■ **Challenge**
Output the entries below exactly as written, omitting pictures.

■ **Provided data**
##########
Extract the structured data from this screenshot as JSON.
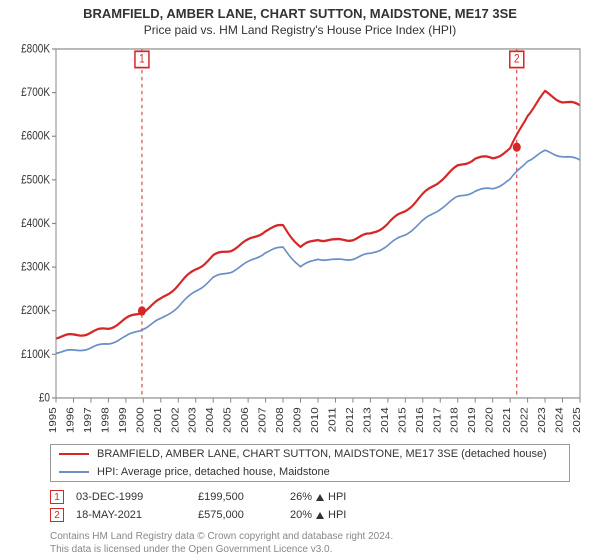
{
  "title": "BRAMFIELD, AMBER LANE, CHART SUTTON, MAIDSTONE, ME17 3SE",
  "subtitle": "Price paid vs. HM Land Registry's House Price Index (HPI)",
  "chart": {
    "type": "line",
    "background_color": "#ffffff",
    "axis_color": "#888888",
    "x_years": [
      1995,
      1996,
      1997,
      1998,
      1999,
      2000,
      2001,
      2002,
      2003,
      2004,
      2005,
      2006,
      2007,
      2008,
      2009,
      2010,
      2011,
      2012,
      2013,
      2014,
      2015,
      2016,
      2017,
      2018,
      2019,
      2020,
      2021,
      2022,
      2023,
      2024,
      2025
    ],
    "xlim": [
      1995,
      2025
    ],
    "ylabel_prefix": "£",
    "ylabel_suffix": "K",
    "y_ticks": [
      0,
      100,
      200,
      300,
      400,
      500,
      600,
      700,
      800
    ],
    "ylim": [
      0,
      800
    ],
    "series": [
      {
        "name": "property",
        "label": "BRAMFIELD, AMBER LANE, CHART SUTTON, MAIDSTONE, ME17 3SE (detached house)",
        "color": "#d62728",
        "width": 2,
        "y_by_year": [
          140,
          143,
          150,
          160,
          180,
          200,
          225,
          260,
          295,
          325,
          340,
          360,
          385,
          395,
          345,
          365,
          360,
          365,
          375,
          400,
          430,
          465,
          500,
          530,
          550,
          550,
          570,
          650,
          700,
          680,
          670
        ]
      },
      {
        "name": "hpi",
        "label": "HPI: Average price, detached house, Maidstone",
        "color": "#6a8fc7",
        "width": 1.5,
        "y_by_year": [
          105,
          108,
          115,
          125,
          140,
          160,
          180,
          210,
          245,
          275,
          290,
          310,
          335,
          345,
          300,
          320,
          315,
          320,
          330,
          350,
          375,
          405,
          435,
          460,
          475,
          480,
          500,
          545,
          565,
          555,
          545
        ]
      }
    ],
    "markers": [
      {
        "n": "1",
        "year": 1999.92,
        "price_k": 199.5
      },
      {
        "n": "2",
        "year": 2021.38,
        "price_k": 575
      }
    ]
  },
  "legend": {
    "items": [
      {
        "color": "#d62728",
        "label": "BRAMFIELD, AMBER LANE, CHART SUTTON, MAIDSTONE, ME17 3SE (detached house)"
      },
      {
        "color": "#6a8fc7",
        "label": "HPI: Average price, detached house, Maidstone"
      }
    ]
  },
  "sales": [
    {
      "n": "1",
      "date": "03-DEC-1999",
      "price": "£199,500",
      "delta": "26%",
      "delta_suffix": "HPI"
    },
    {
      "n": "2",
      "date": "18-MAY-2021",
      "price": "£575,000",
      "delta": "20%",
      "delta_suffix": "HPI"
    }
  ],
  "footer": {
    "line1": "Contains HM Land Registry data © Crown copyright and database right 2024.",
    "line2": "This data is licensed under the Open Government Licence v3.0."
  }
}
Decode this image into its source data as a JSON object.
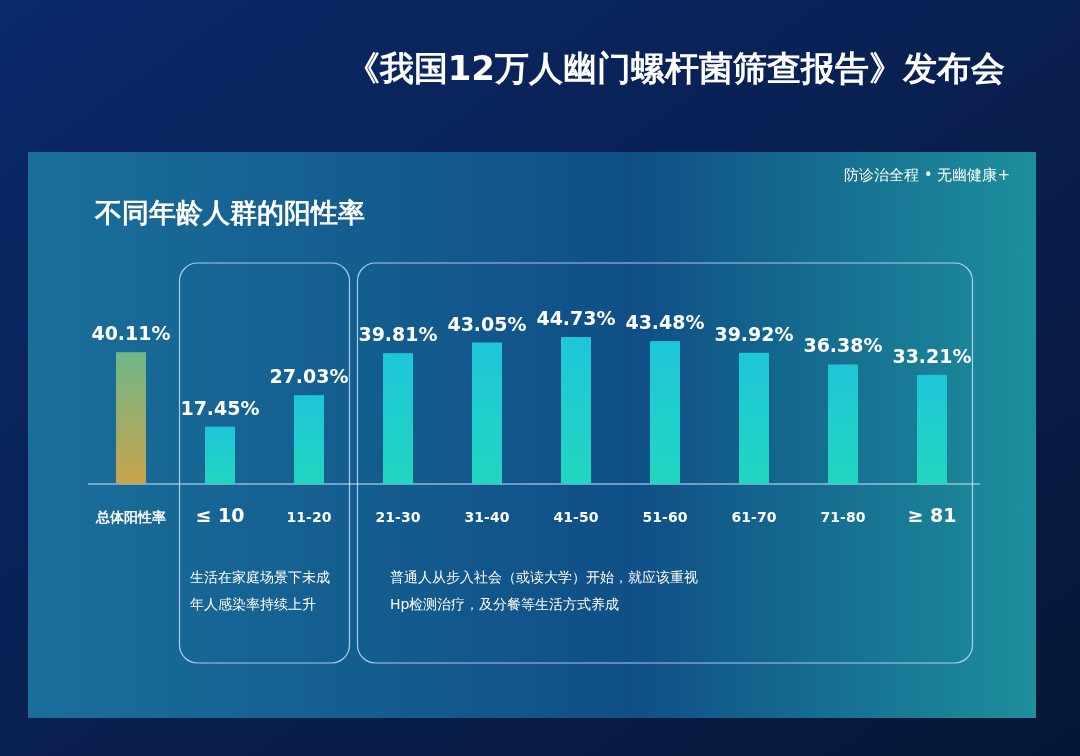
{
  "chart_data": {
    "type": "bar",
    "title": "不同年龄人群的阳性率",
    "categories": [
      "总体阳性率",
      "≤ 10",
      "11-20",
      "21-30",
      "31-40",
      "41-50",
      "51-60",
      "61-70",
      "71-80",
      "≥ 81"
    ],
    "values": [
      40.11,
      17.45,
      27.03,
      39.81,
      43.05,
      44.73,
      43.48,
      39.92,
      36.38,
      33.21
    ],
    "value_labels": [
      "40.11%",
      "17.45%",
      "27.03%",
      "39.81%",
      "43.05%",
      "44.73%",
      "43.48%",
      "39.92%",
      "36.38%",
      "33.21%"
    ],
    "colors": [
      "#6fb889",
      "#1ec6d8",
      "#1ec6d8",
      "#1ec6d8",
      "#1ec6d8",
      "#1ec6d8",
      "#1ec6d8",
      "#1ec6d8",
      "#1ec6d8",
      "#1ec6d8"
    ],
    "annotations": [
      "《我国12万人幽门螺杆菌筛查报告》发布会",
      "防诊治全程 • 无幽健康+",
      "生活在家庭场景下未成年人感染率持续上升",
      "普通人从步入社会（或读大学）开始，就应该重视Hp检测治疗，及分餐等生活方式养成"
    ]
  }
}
##########
■ **Worked solution**
Extract the structured data from this screenshot as JSON.
{
  "title": "BRAMFIELD, AMBER LANE, CHART SUTTON, MAIDSTONE, ME17 3SE",
  "subtitle": "Price paid vs. HM Land Registry's House Price Index (HPI)",
  "chart": {
    "type": "line",
    "background_color": "#ffffff",
    "axis_color": "#888888",
    "x_years": [
      1995,
      1996,
      1997,
      1998,
      1999,
      2000,
      2001,
      2002,
      2003,
      2004,
      2005,
      2006,
      2007,
      2008,
      2009,
      2010,
      2011,
      2012,
      2013,
      2014,
      2015,
      2016,
      2017,
      2018,
      2019,
      2020,
      2021,
      2022,
      2023,
      2024,
      2025
    ],
    "xlim": [
      1995,
      2025
    ],
    "ylabel_prefix": "£",
    "ylabel_suffix": "K",
    "y_ticks": [
      0,
      100,
      200,
      300,
      400,
      500,
      600,
      700,
      800
    ],
    "ylim": [
      0,
      800
    ],
    "series": [
      {
        "name": "property",
        "label": "BRAMFIELD, AMBER LANE, CHART SUTTON, MAIDSTONE, ME17 3SE (detached house)",
        "color": "#d62728",
        "width": 2,
        "y_by_year": [
          140,
          143,
          150,
          160,
          180,
          200,
          225,
          260,
          295,
          325,
          340,
          360,
          385,
          395,
          345,
          365,
          360,
          365,
          375,
          400,
          430,
          465,
          500,
          530,
          550,
          550,
          570,
          650,
          700,
          680,
          670
        ]
      },
      {
        "name": "hpi",
        "label": "HPI: Average price, detached house, Maidstone",
        "color": "#6a8fc7",
        "width": 1.5,
        "y_by_year": [
          105,
          108,
          115,
          125,
          140,
          160,
          180,
          210,
          245,
          275,
          290,
          310,
          335,
          345,
          300,
          320,
          315,
          320,
          330,
          350,
          375,
          405,
          435,
          460,
          475,
          480,
          500,
          545,
          565,
          555,
          545
        ]
      }
    ],
    "markers": [
      {
        "n": "1",
        "year": 1999.92,
        "price_k": 199.5
      },
      {
        "n": "2",
        "year": 2021.38,
        "price_k": 575
      }
    ]
  },
  "legend": {
    "items": [
      {
        "color": "#d62728",
        "label": "BRAMFIELD, AMBER LANE, CHART SUTTON, MAIDSTONE, ME17 3SE (detached house)"
      },
      {
        "color": "#6a8fc7",
        "label": "HPI: Average price, detached house, Maidstone"
      }
    ]
  },
  "sales": [
    {
      "n": "1",
      "date": "03-DEC-1999",
      "price": "£199,500",
      "delta": "26%",
      "delta_suffix": "HPI"
    },
    {
      "n": "2",
      "date": "18-MAY-2021",
      "price": "£575,000",
      "delta": "20%",
      "delta_suffix": "HPI"
    }
  ],
  "footer": {
    "line1": "Contains HM Land Registry data © Crown copyright and database right 2024.",
    "line2": "This data is licensed under the Open Government Licence v3.0."
  }
}
Decode this image into its source data as a JSON object.
{
  "chart_data": {
    "type": "bar",
    "title": "不同年龄人群的阳性率",
    "categories": [
      "总体阳性率",
      "≤ 10",
      "11-20",
      "21-30",
      "31-40",
      "41-50",
      "51-60",
      "61-70",
      "71-80",
      "≥ 81"
    ],
    "values": [
      40.11,
      17.45,
      27.03,
      39.81,
      43.05,
      44.73,
      43.48,
      39.92,
      36.38,
      33.21
    ],
    "value_labels": [
      "40.11%",
      "17.45%",
      "27.03%",
      "39.81%",
      "43.05%",
      "44.73%",
      "43.48%",
      "39.92%",
      "36.38%",
      "33.21%"
    ],
    "colors": [
      "#6fb889",
      "#1ec6d8",
      "#1ec6d8",
      "#1ec6d8",
      "#1ec6d8",
      "#1ec6d8",
      "#1ec6d8",
      "#1ec6d8",
      "#1ec6d8",
      "#1ec6d8"
    ],
    "annotations": [
      "《我国12万人幽门螺杆菌筛查报告》发布会",
      "防诊治全程 • 无幽健康+",
      "生活在家庭场景下未成年人感染率持续上升",
      "普通人从步入社会（或读大学）开始，就应该重视Hp检测治疗，及分餐等生活方式养成"
    ]
  }
}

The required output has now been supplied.